*The task*
Return, word for word, every line that follows.

*Supplied data*
——————

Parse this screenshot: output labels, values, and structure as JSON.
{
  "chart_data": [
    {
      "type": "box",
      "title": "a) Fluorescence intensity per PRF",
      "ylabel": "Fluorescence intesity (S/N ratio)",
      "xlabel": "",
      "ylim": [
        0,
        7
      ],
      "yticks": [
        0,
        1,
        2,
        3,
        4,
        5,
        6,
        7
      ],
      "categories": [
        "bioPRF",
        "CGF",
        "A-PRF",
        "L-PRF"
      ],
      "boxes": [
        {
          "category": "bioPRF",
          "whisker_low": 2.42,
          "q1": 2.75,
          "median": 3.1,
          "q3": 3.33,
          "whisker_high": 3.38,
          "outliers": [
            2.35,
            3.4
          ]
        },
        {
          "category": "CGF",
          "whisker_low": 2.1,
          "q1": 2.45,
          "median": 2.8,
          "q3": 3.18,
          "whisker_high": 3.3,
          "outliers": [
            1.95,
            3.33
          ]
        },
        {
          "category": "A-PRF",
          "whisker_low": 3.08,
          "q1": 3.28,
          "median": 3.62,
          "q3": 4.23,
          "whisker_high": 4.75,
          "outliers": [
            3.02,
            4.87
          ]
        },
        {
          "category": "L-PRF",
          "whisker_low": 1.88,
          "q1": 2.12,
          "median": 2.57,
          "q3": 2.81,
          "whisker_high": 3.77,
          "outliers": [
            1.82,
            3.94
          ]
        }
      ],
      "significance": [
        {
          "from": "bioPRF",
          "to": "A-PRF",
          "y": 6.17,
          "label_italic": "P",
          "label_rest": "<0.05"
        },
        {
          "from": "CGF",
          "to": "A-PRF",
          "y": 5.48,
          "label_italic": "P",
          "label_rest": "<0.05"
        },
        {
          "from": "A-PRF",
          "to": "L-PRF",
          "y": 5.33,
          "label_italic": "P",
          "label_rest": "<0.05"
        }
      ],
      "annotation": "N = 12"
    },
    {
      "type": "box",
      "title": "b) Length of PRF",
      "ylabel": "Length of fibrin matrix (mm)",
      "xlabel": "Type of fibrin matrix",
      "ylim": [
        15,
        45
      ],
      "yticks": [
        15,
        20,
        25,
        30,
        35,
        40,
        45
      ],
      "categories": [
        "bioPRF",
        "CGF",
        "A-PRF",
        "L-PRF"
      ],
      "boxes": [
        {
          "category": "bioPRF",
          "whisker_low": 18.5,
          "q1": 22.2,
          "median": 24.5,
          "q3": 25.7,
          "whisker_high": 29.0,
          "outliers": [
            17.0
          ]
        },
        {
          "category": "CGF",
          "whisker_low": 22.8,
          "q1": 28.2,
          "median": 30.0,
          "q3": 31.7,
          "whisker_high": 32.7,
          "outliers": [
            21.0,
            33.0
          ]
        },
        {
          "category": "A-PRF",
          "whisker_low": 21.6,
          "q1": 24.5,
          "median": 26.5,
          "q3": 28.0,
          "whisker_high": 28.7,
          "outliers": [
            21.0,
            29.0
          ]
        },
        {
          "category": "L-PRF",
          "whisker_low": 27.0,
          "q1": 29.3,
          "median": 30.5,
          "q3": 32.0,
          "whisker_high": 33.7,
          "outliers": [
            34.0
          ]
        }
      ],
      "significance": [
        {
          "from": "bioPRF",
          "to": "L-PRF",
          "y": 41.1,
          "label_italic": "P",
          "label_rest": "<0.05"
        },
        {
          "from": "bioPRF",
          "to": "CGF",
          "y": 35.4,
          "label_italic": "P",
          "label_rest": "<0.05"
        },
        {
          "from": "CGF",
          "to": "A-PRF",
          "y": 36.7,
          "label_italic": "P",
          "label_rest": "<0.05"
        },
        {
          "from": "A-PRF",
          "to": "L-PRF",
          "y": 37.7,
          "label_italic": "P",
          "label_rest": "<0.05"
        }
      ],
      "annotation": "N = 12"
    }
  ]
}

——————

*Result*
Parse this screenshot: output labels, values, and structure as JSON.
{
  "chart_data": [
    {
      "type": "box",
      "title": "a) Fluorescence intensity per PRF",
      "ylabel": "Fluorescence intesity (S/N ratio)",
      "xlabel": "",
      "ylim": [
        0,
        7
      ],
      "yticks": [
        0,
        1,
        2,
        3,
        4,
        5,
        6,
        7
      ],
      "categories": [
        "bioPRF",
        "CGF",
        "A-PRF",
        "L-PRF"
      ],
      "boxes": [
        {
          "category": "bioPRF",
          "whisker_low": 2.42,
          "q1": 2.75,
          "median": 3.1,
          "q3": 3.33,
          "whisker_high": 3.38,
          "outliers": [
            2.35,
            3.4
          ]
        },
        {
          "category": "CGF",
          "whisker_low": 2.1,
          "q1": 2.45,
          "median": 2.8,
          "q3": 3.18,
          "whisker_high": 3.3,
          "outliers": [
            1.95,
            3.33
          ]
        },
        {
          "category": "A-PRF",
          "whisker_low": 3.08,
          "q1": 3.28,
          "median": 3.62,
          "q3": 4.23,
          "whisker_high": 4.75,
          "outliers": [
            3.02,
            4.87
          ]
        },
        {
          "category": "L-PRF",
          "whisker_low": 1.88,
          "q1": 2.12,
          "median": 2.57,
          "q3": 2.81,
          "whisker_high": 3.77,
          "outliers": [
            1.82,
            3.94
          ]
        }
      ],
      "significance": [
        {
          "from": "bioPRF",
          "to": "A-PRF",
          "y": 6.17,
          "label_italic": "P",
          "label_rest": "<0.05"
        },
        {
          "from": "CGF",
          "to": "A-PRF",
          "y": 5.48,
          "label_italic": "P",
          "label_rest": "<0.05"
        },
        {
          "from": "A-PRF",
          "to": "L-PRF",
          "y": 5.33,
          "label_italic": "P",
          "label_rest": "<0.05"
        }
      ],
      "annotation": "N = 12"
    },
    {
      "type": "box",
      "title": "b) Length of PRF",
      "ylabel": "Length of fibrin matrix (mm)",
      "xlabel": "Type of fibrin matrix",
      "ylim": [
        15,
        45
      ],
      "yticks": [
        15,
        20,
        25,
        30,
        35,
        40,
        45
      ],
      "categories": [
        "bioPRF",
        "CGF",
        "A-PRF",
        "L-PRF"
      ],
      "boxes": [
        {
          "category": "bioPRF",
          "whisker_low": 18.5,
          "q1": 22.2,
          "median": 24.5,
          "q3": 25.7,
          "whisker_high": 29.0,
          "outliers": [
            17.0
          ]
        },
        {
          "category": "CGF",
          "whisker_low": 22.8,
          "q1": 28.2,
          "median": 30.0,
          "q3": 31.7,
          "whisker_high": 32.7,
          "outliers": [
            21.0,
            33.0
          ]
        },
        {
          "category": "A-PRF",
          "whisker_low": 21.6,
          "q1": 24.5,
          "median": 26.5,
          "q3": 28.0,
          "whisker_high": 28.7,
          "outliers": [
            21.0,
            29.0
          ]
        },
        {
          "category": "L-PRF",
          "whisker_low": 27.0,
          "q1": 29.3,
          "median": 30.5,
          "q3": 32.0,
          "whisker_high": 33.7,
          "outliers": [
            34.0
          ]
        }
      ],
      "significance": [
        {
          "from": "bioPRF",
          "to": "L-PRF",
          "y": 41.1,
          "label_italic": "P",
          "label_rest": "<0.05"
        },
        {
          "from": "bioPRF",
          "to": "CGF",
          "y": 35.4,
          "label_italic": "P",
          "label_rest": "<0.05"
        },
        {
          "from": "CGF",
          "to": "A-PRF",
          "y": 36.7,
          "label_italic": "P",
          "label_rest": "<0.05"
        },
        {
          "from": "A-PRF",
          "to": "L-PRF",
          "y": 37.7,
          "label_italic": "P",
          "label_rest": "<0.05"
        }
      ],
      "annotation": "N = 12"
    }
  ]
}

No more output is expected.